In Engineer Rockwoods words, "We
hesitated about making this cut, not so much because we
believed we were incurring danger of the river's breaking
through, as from the fact that we had been unable to obtain
the consent of the Government of Mexico to make it, and we
believed that we were jeopardizing our Mexican rights should
the cut be made without the consent of the
Government."
Continuing his explanation in the
Calexico Chronicle of May 1909, Rockwood said that cutting
from the river to the main canal at this point meant
dredging only 3300 feet, through easy material, while an
attempt to dredge out the main canal above would have meant
going through four miles of very difficult material. The cut
was completed in three weeks, by the middle of October,
1904, and elaborate plans for a controlling gate were
immediately forwarded to the City of Mexico for approval
without which they had no right or authority to construct
such a gate. Approval finally came in December 1905-more
than a year later. Meanwhile serious trouble had begun.
Because rod readings kept at Yuma for a period of twenty
seven years showed only three winter floods during that
time, and never two winter floods in the same year, Rockwood
felt there would be plenty of time to close the cut before
the approach of a summer flood, using the same means they
had used for three successive years around the Chaffey gate
at the canal.
Unbelievable
Floods
"During this winter of 1905, however,
we had more than one winter flood. The first two,
arriving in February, did not
enlarge the lower intake. In fact, it was necessary to
dredge out the channel to allow sufficient water to come
into the valley for the use of the people. Rockwood was not
alarmed by these floods because it was still very early in
the season. However, a third flood came in March, and it was
obvious that they were up against a very unusual season,
unknown in the history of the river as far back as they were
able to reach. Realizing that the river's elevation was now
high enough to deliver needed water to the farmers through
the upper intake, they decided to close the lower
intake.
So much for good intentions! At the
time the first attempt to close the lower intake was made,
the cut was about 60 feet wide. A dam of pilings, brush and
sandbags was thrown across it in March, but it had scarcely
been completed when another flood came down the Colorado and
swept it away. A second dam of the same kind, built a few
weeks later was also destroyed by the river. By the middle
of June, the river was discharging 90,000 cubic feet of
water per second; the width of the lower intake had widened
from sixty feet to one hundred and sixty; water was
overflowing the banks of the main canal, rolling across the
rich Imperial Valley farmland and accumulating in the
deepest part of the Sink. A new Salton Sea was
forming.
+ + + + +
### EXERCISE
Put this sentence from the passage on the Colorado River floods into Spanish: "A dam of pilings, brush and sandbags was thrown across it in March, but it had scarcely been completed when another flood came down the Colorado and swept it away."

[Rows from a dataset]
+ + + + +
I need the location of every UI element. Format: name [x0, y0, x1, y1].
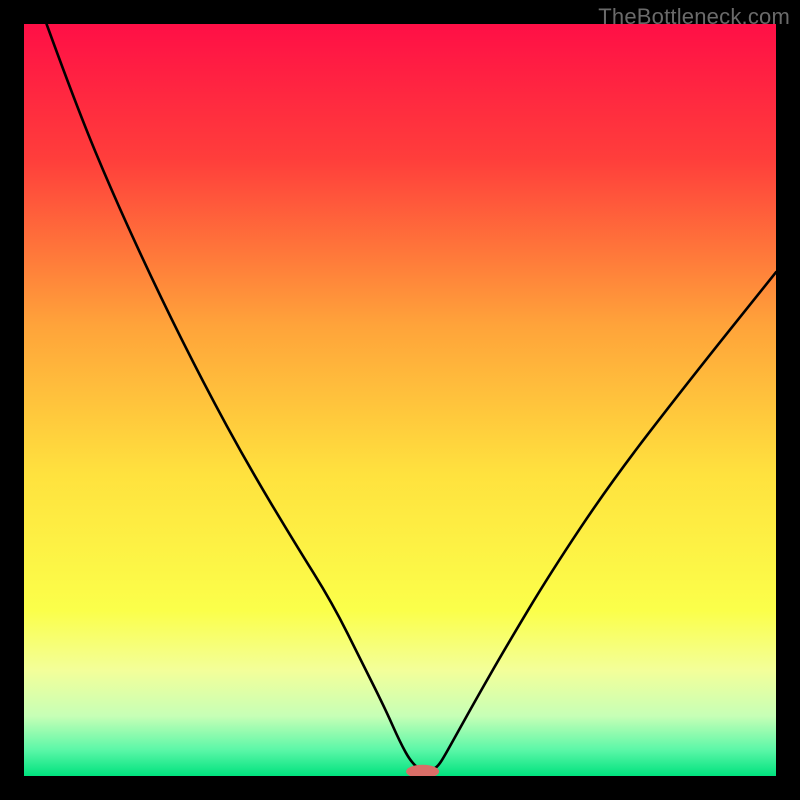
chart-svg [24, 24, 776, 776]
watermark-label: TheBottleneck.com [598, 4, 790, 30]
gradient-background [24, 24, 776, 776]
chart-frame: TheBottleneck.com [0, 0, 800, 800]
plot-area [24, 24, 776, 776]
+ + + + +
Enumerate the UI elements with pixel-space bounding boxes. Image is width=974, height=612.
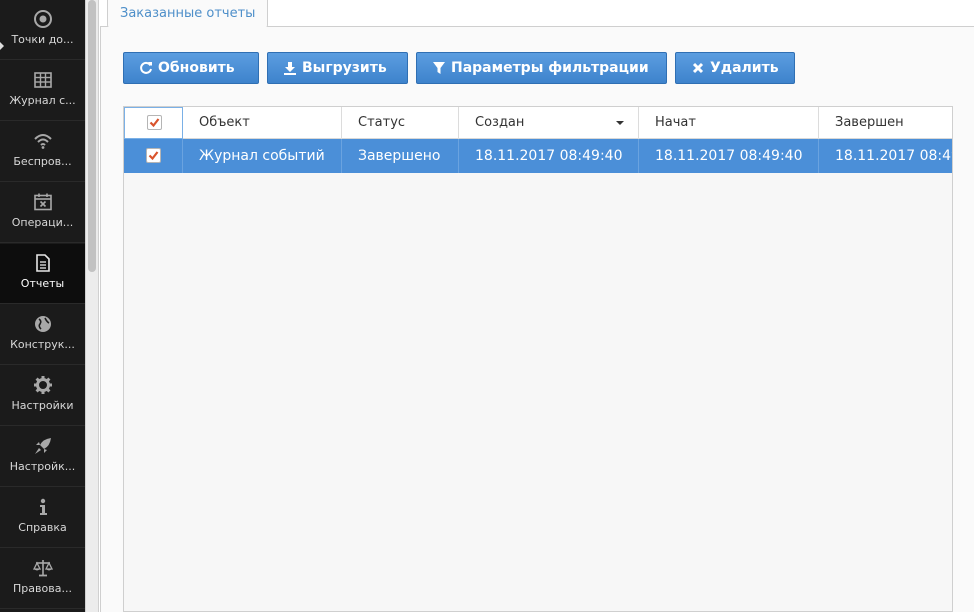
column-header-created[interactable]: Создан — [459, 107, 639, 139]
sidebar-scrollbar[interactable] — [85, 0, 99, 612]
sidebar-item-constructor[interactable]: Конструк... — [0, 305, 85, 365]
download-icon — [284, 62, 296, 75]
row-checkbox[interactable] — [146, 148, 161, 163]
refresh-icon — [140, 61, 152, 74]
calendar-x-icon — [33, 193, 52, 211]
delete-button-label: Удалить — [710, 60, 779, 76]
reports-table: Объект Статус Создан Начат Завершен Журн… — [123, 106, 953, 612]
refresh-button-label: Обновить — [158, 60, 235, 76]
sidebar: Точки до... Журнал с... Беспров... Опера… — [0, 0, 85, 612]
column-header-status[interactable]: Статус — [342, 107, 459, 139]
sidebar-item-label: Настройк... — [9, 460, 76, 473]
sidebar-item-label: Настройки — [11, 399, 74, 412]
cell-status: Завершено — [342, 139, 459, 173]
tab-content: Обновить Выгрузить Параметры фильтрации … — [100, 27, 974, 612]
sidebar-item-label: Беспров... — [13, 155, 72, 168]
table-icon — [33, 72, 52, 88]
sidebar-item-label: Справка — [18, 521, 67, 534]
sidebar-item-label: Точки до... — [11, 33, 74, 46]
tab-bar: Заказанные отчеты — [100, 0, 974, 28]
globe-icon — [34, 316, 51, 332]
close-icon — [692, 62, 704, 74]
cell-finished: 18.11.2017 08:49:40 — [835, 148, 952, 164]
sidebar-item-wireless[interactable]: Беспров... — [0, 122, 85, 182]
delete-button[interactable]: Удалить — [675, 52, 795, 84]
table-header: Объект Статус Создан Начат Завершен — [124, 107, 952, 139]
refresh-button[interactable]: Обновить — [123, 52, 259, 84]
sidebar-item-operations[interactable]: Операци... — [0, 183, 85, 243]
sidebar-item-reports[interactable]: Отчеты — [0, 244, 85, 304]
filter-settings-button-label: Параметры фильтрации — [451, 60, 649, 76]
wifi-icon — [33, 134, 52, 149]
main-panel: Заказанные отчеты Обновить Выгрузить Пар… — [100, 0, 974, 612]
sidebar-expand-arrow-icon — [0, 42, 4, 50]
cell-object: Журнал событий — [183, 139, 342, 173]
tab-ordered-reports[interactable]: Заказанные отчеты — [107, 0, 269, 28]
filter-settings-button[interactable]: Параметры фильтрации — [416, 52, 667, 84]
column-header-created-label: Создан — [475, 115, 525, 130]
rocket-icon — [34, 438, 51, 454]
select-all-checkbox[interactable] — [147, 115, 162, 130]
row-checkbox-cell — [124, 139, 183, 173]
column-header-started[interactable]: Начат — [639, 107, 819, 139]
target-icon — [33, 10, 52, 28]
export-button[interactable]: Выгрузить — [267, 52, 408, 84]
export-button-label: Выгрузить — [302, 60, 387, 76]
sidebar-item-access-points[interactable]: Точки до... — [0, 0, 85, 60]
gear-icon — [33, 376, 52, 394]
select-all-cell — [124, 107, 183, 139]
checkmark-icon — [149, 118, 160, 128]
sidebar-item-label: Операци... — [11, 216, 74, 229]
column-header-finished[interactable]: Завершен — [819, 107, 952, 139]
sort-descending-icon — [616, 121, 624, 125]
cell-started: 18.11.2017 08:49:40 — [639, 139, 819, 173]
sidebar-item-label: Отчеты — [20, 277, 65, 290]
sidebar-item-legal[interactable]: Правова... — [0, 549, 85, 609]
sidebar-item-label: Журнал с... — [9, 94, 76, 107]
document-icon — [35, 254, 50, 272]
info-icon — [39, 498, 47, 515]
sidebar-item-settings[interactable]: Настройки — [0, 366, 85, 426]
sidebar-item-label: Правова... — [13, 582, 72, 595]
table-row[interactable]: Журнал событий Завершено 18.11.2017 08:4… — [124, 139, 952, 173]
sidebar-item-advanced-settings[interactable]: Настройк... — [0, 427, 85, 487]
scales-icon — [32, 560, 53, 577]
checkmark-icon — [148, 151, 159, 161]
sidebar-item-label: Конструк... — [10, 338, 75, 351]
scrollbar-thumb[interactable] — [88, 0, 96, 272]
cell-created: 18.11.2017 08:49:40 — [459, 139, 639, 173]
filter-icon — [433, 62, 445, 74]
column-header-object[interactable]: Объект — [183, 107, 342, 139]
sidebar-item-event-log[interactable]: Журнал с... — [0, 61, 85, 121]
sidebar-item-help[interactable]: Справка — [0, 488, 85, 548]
+ + + + +
### REPLY
En marzo se tendió a través de él una presa de pilotes, maleza y sacos de arena, pero apenas se había terminado cuando otra crecida bajó por el Colorado y se la llevó.